[Data entries]
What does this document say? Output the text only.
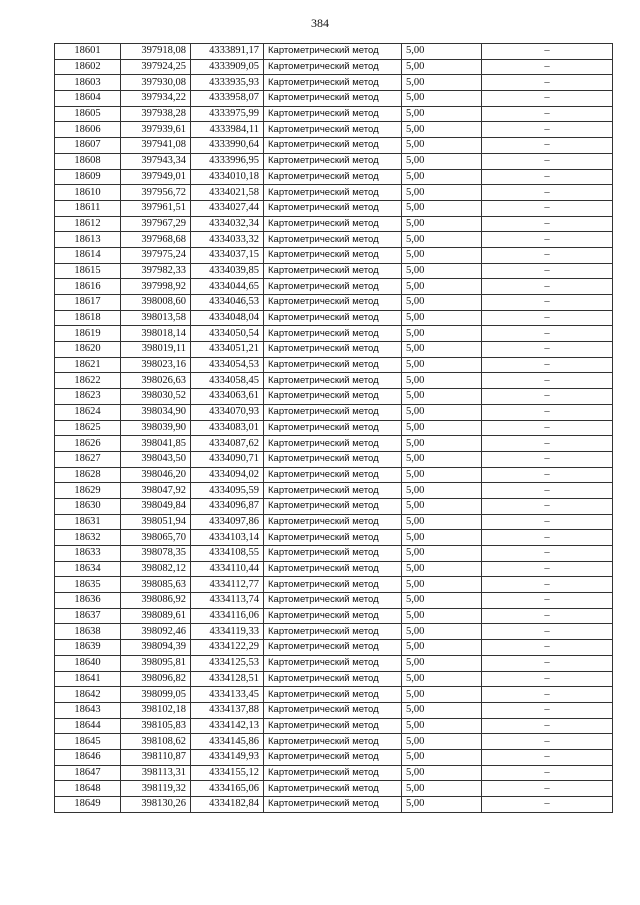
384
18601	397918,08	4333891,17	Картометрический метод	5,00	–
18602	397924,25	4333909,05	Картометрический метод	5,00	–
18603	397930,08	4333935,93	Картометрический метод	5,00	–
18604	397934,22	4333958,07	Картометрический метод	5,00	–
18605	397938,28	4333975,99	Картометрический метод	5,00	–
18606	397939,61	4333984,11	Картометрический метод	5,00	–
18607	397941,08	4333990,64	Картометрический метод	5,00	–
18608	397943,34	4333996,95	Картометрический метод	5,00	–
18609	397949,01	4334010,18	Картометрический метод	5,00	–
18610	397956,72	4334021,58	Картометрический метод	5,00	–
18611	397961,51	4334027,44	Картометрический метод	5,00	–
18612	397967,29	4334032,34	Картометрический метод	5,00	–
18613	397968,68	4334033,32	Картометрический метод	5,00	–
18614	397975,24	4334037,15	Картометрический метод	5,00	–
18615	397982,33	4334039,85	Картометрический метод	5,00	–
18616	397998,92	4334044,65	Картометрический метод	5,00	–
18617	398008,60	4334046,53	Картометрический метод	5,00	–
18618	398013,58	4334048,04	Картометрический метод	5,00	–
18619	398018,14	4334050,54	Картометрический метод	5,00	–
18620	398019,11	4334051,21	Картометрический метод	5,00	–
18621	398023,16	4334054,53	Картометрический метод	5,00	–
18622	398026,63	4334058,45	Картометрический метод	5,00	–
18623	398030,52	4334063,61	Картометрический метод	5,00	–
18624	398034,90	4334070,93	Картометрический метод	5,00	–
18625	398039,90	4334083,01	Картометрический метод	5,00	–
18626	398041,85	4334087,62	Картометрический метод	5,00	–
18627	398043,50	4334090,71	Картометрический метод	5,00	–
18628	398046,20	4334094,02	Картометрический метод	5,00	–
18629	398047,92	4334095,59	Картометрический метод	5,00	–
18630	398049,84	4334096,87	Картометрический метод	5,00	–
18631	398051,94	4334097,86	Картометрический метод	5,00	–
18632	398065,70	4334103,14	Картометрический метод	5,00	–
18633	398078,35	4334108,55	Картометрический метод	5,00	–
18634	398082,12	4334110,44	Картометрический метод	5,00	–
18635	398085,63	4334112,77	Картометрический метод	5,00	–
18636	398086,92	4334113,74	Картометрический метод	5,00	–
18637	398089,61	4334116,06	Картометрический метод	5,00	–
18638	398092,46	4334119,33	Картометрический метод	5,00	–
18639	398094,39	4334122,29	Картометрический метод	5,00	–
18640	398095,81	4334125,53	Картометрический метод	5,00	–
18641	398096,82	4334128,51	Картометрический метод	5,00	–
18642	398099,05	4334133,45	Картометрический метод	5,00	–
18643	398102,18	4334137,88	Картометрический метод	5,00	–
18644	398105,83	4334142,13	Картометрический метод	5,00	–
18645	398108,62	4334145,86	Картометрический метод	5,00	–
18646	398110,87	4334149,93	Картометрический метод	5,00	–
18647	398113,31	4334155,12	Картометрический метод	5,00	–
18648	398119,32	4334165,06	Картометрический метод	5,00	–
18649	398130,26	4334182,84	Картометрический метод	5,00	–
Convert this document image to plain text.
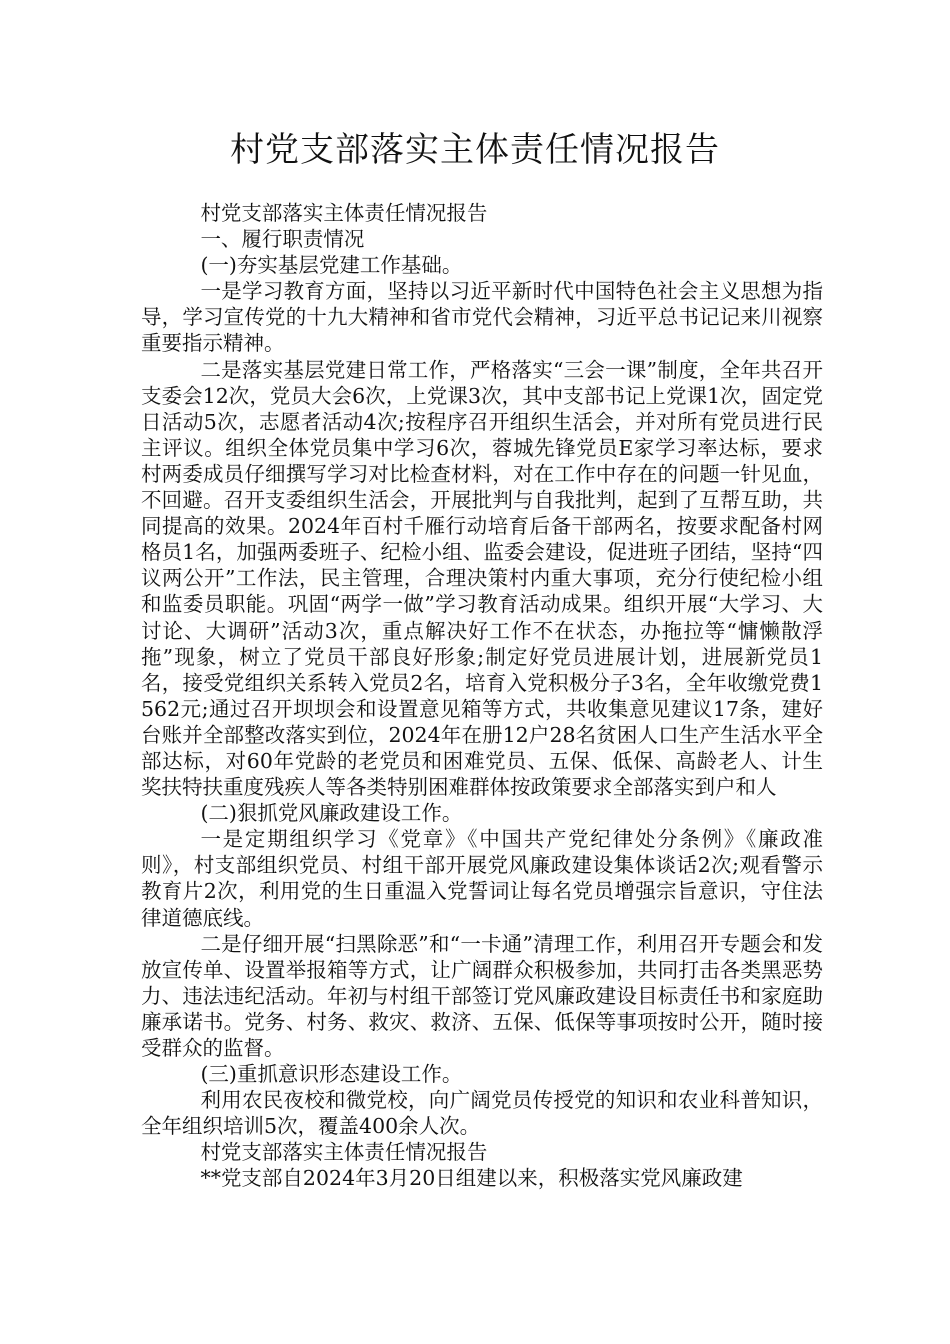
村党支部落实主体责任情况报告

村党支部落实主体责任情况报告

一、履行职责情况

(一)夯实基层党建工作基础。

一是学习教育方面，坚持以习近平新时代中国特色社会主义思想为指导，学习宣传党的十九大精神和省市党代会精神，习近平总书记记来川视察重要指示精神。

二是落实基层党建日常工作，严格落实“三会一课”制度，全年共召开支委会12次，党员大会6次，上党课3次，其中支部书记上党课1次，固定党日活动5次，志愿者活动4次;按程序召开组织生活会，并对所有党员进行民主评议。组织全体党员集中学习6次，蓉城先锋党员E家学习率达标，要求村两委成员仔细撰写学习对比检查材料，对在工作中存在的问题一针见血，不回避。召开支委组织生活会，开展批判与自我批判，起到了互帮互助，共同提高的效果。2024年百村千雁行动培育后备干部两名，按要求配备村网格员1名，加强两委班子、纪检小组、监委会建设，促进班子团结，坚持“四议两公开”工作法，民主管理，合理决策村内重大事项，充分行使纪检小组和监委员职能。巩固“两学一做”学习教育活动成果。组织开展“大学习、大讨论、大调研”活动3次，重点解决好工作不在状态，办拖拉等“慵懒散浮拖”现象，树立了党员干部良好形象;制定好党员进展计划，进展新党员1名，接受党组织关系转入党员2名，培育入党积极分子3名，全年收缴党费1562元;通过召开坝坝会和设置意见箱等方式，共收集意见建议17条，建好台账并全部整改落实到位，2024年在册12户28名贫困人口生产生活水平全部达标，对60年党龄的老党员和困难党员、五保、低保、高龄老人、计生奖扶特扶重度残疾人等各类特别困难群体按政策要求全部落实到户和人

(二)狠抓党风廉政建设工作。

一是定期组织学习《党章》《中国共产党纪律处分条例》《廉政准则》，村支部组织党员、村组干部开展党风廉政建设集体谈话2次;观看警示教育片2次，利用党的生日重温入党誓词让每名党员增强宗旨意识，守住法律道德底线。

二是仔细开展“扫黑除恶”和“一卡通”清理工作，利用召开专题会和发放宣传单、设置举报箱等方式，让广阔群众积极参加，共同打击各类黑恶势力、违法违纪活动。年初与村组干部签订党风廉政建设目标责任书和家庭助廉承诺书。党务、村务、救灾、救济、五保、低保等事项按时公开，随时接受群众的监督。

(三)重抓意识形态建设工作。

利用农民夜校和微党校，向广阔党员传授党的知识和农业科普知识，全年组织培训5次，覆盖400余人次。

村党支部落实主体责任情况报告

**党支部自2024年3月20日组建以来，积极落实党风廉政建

WHAT IS REQUIRED:
From the listing, copy each line containing the word "text".

RESULT FOR THIS TASK:
What does this document say? Output the text only.
Convert this document image to plain text.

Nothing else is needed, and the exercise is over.